Stored records:
★ ★ ★

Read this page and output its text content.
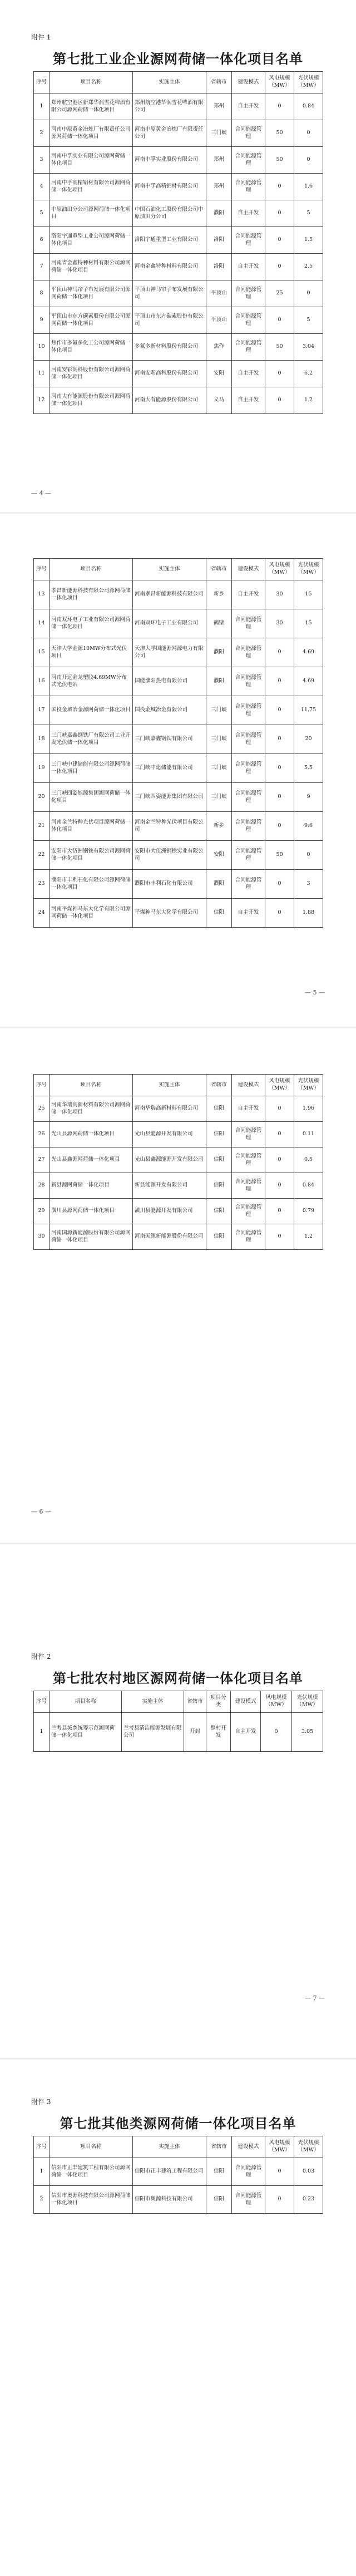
附件 1
第七批工业企业源网荷储一体化项目名单
序号	项目名称	实施主体	省辖市	建设模式	风电规模（MW）	光伏规模（MW）
1	郑州航空港区新郑华润雪花啤酒有限公司源网荷储一体化项目	郑州航空港华润雪花啤酒有限公司	郑州	自主开发	0	0.84
2	河南中原黄金冶炼厂有限责任公司源网荷储一体化项目	河南中原黄金冶炼厂有限责任公司	三门峡	合同能源管理	50	0
3	河南中孚实业有限公司源网荷储一体化项目	河南中孚实业股份有限公司	郑州	合同能源管理	50	0
4	河南中孚高精铝材有限公司源网荷储一体化项目	河南中孚高精铝材有限公司	郑州	合同能源管理	0	1.6
5	中原油田分公司源网荷储一体化项目	中国石油化工股份有限公司中原油田分公司	濮阳	自主开发	0	5
6	洛阳宇通重型工业公司源网荷储一体化项目	洛阳宇通重型工业有限公司	洛阳	合同能源管理	0	1.5
7	河南省金鑫特种材料有限公司源网荷储一体化项目	河南金鑫特种材料有限公司	洛阳	自主开发	0	2.5
8	平顶山神马帘子布发展有限公司源网荷储一体化项目	平顶山神马帘子布发展有限公司	平顶山	合同能源管理	25	0
9	平顶山市东方碳素股份有限公司源网荷储一体化项目	平顶山市东方碳素股份有限公司	平顶山	合同能源管理	0	5
10	焦作市多氟多化工公司源网荷储一体化项目	多氟多新材料股份有限公司	焦作	合同能源管理	50	3.04
11	河南安彩高科股份有限公司源网荷储一体化项目	河南安彩高科股份有限公司	安阳	自主开发	0	6.2
12	河南大有能源股份有限公司源网荷储一体化项目	河南大有能源股份有限公司	义马	自主开发	0	1.2
— 4 —
序号	项目名称	实施主体	省辖市	建设模式	风电规模（MW）	光伏规模（MW）
13	孝昌新能源科技有限公司源网荷储一体化项目	河南孝昌新能源科技有限公司	新乡	自主开发	30	15
14	河南双环电子工业有限公司源网荷储一体化项目	河南双环电子工业有限公司	鹤壁	合同能源管理	30	15
15	天津大学金源10MW分布式光伏项目	天津大学国能源网源电力有限公司	濮阳	合同能源管理	0	4.69
16	河南开远金龙塑胶4.69MW分布式光伏电站	国能濮阳热电有限公司	濮阳	合同能源管理	0	4.69
17	国投金城冶金源网荷储一体化项目	国投金城冶金有限公司	三门峡	合同能源管理	0	11.75
18	三门峡嘉鑫钢铁厂有限公司工业开发光伏储一体化项目	三门峡嘉鑫钢铁有限公司	三门峡	合同能源管理	0	20
19	三门峡中建储能有限公司源网荷储一体化项目	三门峡中建储能有限公司	三门峡	合同能源管理	0	5.5
20	三门峡四姿能源集团源网荷储一体化项目	三门峡四姿能源集团有限公司	三门峡	合同能源管理	0	9
21	河南金兰特种光伏项目源网荷储一体化项目	河南金兰特种光伏项目有限公司	新乡	合同能源管理	0	9.6
22	安阳市大伍洲钢铁有限公司源网荷储一体化项目	安阳市大伍洲钢铁实业有限公司	安阳	合同能源管理	50	0
23	濮阳市丰利石化有限公司源网荷储一体化项目	濮阳市丰利石化有限公司	濮阳	合同能源管理	0	3
24	河南平煤神马东大化学有限公司源网荷储一体化项目	平煤神马东大化学有限公司	信阳	自主开发	0	1.88
— 5 —
序号	项目名称	实施主体	省辖市	建设模式	风电规模（MW）	光伏规模（MW）
25	河南华瑞高新材料有限公司源网荷储一体化项目	河南华瑞高新材料有限公司	信阳	自主开发	0	1.96
26	光山县源网荷储一体化项目	光山县能源开发有限公司	信阳	合同能源管理	0	0.11
27	光山县鑫源网荷储一体化项目	光山县鑫源能源开发有限公司	信阳	合同能源管理	0	0.5
28	新县源网荷储一体化项目	新县能源开发有限公司	信阳	合同能源管理	0	0.84
29	潢川县源网荷储一体化项目	潢川县能源开发有限公司	信阳	合同能源管理	0	0.79
30	河南国源新能源股份有限公司源网荷储一体化项目	河南国源新能源股份有限公司	信阳	合同能源管理	0	1.2
— 6 —
附件 2
第七批农村地区源网荷储一体化项目名单
序号	项目名称	实施主体	省辖市	项目分类	建设模式	风电规模（MW）	光伏规模（MW）
1	兰考县城乡统筹示范源网荷储一体化项目	兰考县清洁能源发展有限公司	开封	整村开发	自主开发	0	3.05
— 7 —
附件 3
第七批其他类源网荷储一体化项目名单
序号	项目名称	实施主体	省辖市	建设模式	风电规模（MW）	光伏规模（MW）
1	信阳市正丰建筑工程有限公司源网荷储一体化项目	信阳市正丰建筑工程有限公司	信阳	合同能源管理	0	0.03
2	信阳市奥源科技有限公司源网荷储一体化项目	信阳市奥源科技有限公司	信阳	合同能源管理	0	0.23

★ ★ ★

_Task description:_
Omit the pictures and restate the rest of the records verbatim.

_Correct answer:_
Read this page and output its text content.
附件 1
第七批工业企业源网荷储一体化项目名单
序号	项目名称	实施主体	省辖市	建设模式	风电规模（MW）	光伏规模（MW）
1	郑州航空港区新郑华润雪花啤酒有限公司源网荷储一体化项目	郑州航空港华润雪花啤酒有限公司	郑州	自主开发	0	0.84
2	河南中原黄金冶炼厂有限责任公司源网荷储一体化项目	河南中原黄金冶炼厂有限责任公司	三门峡	合同能源管理	50	0
3	河南中孚实业有限公司源网荷储一体化项目	河南中孚实业股份有限公司	郑州	合同能源管理	50	0
4	河南中孚高精铝材有限公司源网荷储一体化项目	河南中孚高精铝材有限公司	郑州	合同能源管理	0	1.6
5	中原油田分公司源网荷储一体化项目	中国石油化工股份有限公司中原油田分公司	濮阳	自主开发	0	5
6	洛阳宇通重型工业公司源网荷储一体化项目	洛阳宇通重型工业有限公司	洛阳	合同能源管理	0	1.5
7	河南省金鑫特种材料有限公司源网荷储一体化项目	河南金鑫特种材料有限公司	洛阳	自主开发	0	2.5
8	平顶山神马帘子布发展有限公司源网荷储一体化项目	平顶山神马帘子布发展有限公司	平顶山	合同能源管理	25	0
9	平顶山市东方碳素股份有限公司源网荷储一体化项目	平顶山市东方碳素股份有限公司	平顶山	合同能源管理	0	5
10	焦作市多氟多化工公司源网荷储一体化项目	多氟多新材料股份有限公司	焦作	合同能源管理	50	3.04
11	河南安彩高科股份有限公司源网荷储一体化项目	河南安彩高科股份有限公司	安阳	自主开发	0	6.2
12	河南大有能源股份有限公司源网荷储一体化项目	河南大有能源股份有限公司	义马	自主开发	0	1.2
— 4 —
序号	项目名称	实施主体	省辖市	建设模式	风电规模（MW）	光伏规模（MW）
13	孝昌新能源科技有限公司源网荷储一体化项目	河南孝昌新能源科技有限公司	新乡	自主开发	30	15
14	河南双环电子工业有限公司源网荷储一体化项目	河南双环电子工业有限公司	鹤壁	合同能源管理	30	15
15	天津大学金源10MW分布式光伏项目	天津大学国能源网源电力有限公司	濮阳	合同能源管理	0	4.69
16	河南开远金龙塑胶4.69MW分布式光伏电站	国能濮阳热电有限公司	濮阳	合同能源管理	0	4.69
17	国投金城冶金源网荷储一体化项目	国投金城冶金有限公司	三门峡	合同能源管理	0	11.75
18	三门峡嘉鑫钢铁厂有限公司工业开发光伏储一体化项目	三门峡嘉鑫钢铁有限公司	三门峡	合同能源管理	0	20
19	三门峡中建储能有限公司源网荷储一体化项目	三门峡中建储能有限公司	三门峡	合同能源管理	0	5.5
20	三门峡四姿能源集团源网荷储一体化项目	三门峡四姿能源集团有限公司	三门峡	合同能源管理	0	9
21	河南金兰特种光伏项目源网荷储一体化项目	河南金兰特种光伏项目有限公司	新乡	合同能源管理	0	9.6
22	安阳市大伍洲钢铁有限公司源网荷储一体化项目	安阳市大伍洲钢铁实业有限公司	安阳	合同能源管理	50	0
23	濮阳市丰利石化有限公司源网荷储一体化项目	濮阳市丰利石化有限公司	濮阳	合同能源管理	0	3
24	河南平煤神马东大化学有限公司源网荷储一体化项目	平煤神马东大化学有限公司	信阳	自主开发	0	1.88
— 5 —
序号	项目名称	实施主体	省辖市	建设模式	风电规模（MW）	光伏规模（MW）
25	河南华瑞高新材料有限公司源网荷储一体化项目	河南华瑞高新材料有限公司	信阳	自主开发	0	1.96
26	光山县源网荷储一体化项目	光山县能源开发有限公司	信阳	合同能源管理	0	0.11
27	光山县鑫源网荷储一体化项目	光山县鑫源能源开发有限公司	信阳	合同能源管理	0	0.5
28	新县源网荷储一体化项目	新县能源开发有限公司	信阳	合同能源管理	0	0.84
29	潢川县源网荷储一体化项目	潢川县能源开发有限公司	信阳	合同能源管理	0	0.79
30	河南国源新能源股份有限公司源网荷储一体化项目	河南国源新能源股份有限公司	信阳	合同能源管理	0	1.2
— 6 —
附件 2
第七批农村地区源网荷储一体化项目名单
序号	项目名称	实施主体	省辖市	项目分类	建设模式	风电规模（MW）	光伏规模（MW）
1	兰考县城乡统筹示范源网荷储一体化项目	兰考县清洁能源发展有限公司	开封	整村开发	自主开发	0	3.05
— 7 —
附件 3
第七批其他类源网荷储一体化项目名单
序号	项目名称	实施主体	省辖市	建设模式	风电规模（MW）	光伏规模（MW）
1	信阳市正丰建筑工程有限公司源网荷储一体化项目	信阳市正丰建筑工程有限公司	信阳	合同能源管理	0	0.03
2	信阳市奥源科技有限公司源网荷储一体化项目	信阳市奥源科技有限公司	信阳	合同能源管理	0	0.23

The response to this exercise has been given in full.